» **Exercise requirements**:
Reproduce the listing below without changes, except that pictures are left out.

==*==

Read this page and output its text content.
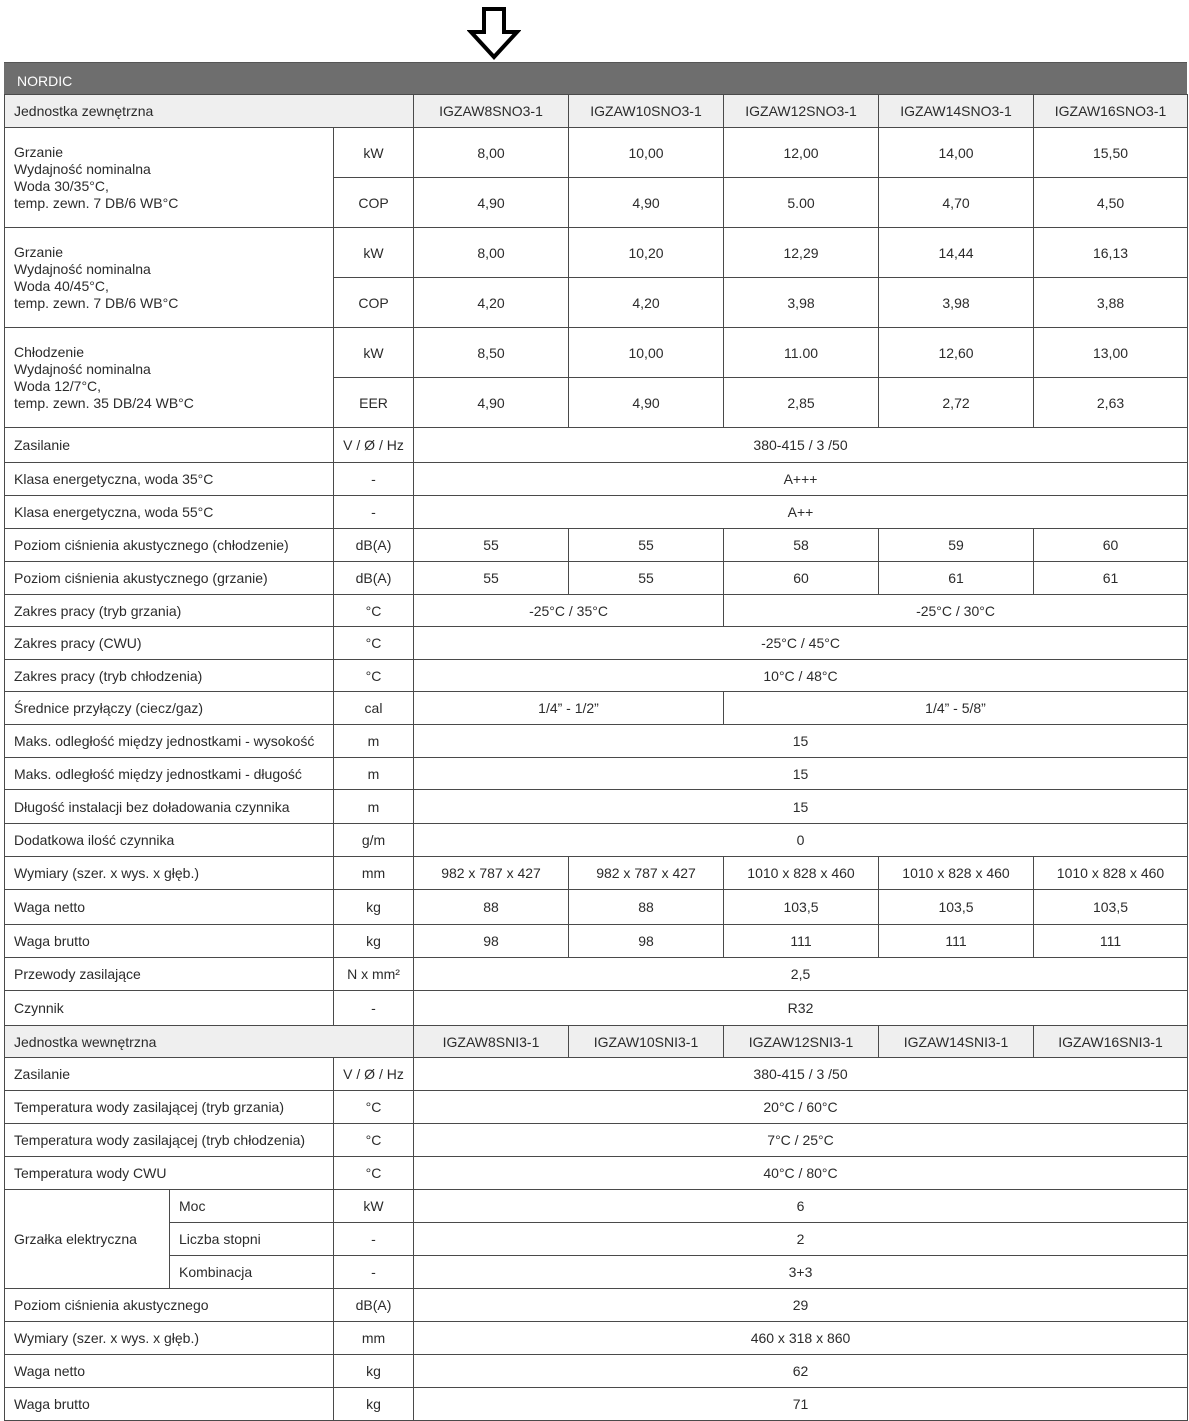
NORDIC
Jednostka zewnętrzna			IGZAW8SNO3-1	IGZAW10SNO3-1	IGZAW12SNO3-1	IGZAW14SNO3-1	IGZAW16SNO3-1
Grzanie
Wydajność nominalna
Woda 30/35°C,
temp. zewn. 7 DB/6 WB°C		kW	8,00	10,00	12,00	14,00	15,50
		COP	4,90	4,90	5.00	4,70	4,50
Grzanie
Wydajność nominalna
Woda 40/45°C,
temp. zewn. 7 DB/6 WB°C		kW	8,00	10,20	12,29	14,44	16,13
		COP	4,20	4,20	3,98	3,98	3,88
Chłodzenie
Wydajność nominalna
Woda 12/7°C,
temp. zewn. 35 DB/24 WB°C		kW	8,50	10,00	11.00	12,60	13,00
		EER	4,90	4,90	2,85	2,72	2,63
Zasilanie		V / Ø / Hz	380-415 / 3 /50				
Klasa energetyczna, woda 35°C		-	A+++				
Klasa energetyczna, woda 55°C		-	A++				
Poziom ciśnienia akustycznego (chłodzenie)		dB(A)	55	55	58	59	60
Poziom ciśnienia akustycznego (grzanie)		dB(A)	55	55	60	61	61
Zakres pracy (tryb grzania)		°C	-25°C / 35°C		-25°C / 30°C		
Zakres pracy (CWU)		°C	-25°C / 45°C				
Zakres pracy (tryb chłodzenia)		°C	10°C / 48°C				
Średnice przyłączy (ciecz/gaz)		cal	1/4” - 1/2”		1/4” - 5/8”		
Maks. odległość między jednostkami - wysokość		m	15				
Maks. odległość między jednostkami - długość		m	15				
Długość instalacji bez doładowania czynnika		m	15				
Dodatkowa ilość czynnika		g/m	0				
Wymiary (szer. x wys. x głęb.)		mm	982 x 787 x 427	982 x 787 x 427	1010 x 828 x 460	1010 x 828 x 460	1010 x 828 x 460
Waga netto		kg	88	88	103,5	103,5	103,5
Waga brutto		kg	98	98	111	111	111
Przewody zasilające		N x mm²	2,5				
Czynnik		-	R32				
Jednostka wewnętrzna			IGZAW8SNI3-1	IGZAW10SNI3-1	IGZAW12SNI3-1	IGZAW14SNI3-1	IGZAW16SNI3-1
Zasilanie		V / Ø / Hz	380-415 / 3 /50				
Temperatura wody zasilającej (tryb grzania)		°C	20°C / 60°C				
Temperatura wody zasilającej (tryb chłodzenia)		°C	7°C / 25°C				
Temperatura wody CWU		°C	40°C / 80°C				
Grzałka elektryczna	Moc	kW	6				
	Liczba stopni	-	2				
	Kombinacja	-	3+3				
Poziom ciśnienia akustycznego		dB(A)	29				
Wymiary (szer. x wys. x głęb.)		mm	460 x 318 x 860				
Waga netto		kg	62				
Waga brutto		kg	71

==*==

» **Written answer**:
Read this page and output its text content.
NORDIC
Jednostka zewnętrzna			IGZAW8SNO3-1	IGZAW10SNO3-1	IGZAW12SNO3-1	IGZAW14SNO3-1	IGZAW16SNO3-1
Grzanie
Wydajność nominalna
Woda 30/35°C,
temp. zewn. 7 DB/6 WB°C		kW	8,00	10,00	12,00	14,00	15,50
		COP	4,90	4,90	5.00	4,70	4,50
Grzanie
Wydajność nominalna
Woda 40/45°C,
temp. zewn. 7 DB/6 WB°C		kW	8,00	10,20	12,29	14,44	16,13
		COP	4,20	4,20	3,98	3,98	3,88
Chłodzenie
Wydajność nominalna
Woda 12/7°C,
temp. zewn. 35 DB/24 WB°C		kW	8,50	10,00	11.00	12,60	13,00
		EER	4,90	4,90	2,85	2,72	2,63
Zasilanie		V / Ø / Hz	380-415 / 3 /50				
Klasa energetyczna, woda 35°C		-	A+++				
Klasa energetyczna, woda 55°C		-	A++				
Poziom ciśnienia akustycznego (chłodzenie)		dB(A)	55	55	58	59	60
Poziom ciśnienia akustycznego (grzanie)		dB(A)	55	55	60	61	61
Zakres pracy (tryb grzania)		°C	-25°C / 35°C		-25°C / 30°C		
Zakres pracy (CWU)		°C	-25°C / 45°C				
Zakres pracy (tryb chłodzenia)		°C	10°C / 48°C				
Średnice przyłączy (ciecz/gaz)		cal	1/4” - 1/2”		1/4” - 5/8”		
Maks. odległość między jednostkami - wysokość		m	15				
Maks. odległość między jednostkami - długość		m	15				
Długość instalacji bez doładowania czynnika		m	15				
Dodatkowa ilość czynnika		g/m	0				
Wymiary (szer. x wys. x głęb.)		mm	982 x 787 x 427	982 x 787 x 427	1010 x 828 x 460	1010 x 828 x 460	1010 x 828 x 460
Waga netto		kg	88	88	103,5	103,5	103,5
Waga brutto		kg	98	98	111	111	111
Przewody zasilające		N x mm²	2,5				
Czynnik		-	R32				
Jednostka wewnętrzna			IGZAW8SNI3-1	IGZAW10SNI3-1	IGZAW12SNI3-1	IGZAW14SNI3-1	IGZAW16SNI3-1
Zasilanie		V / Ø / Hz	380-415 / 3 /50				
Temperatura wody zasilającej (tryb grzania)		°C	20°C / 60°C				
Temperatura wody zasilającej (tryb chłodzenia)		°C	7°C / 25°C				
Temperatura wody CWU		°C	40°C / 80°C				
Grzałka elektryczna	Moc	kW	6				
	Liczba stopni	-	2				
	Kombinacja	-	3+3				
Poziom ciśnienia akustycznego		dB(A)	29				
Wymiary (szer. x wys. x głęb.)		mm	460 x 318 x 860				
Waga netto		kg	62				
Waga brutto		kg	71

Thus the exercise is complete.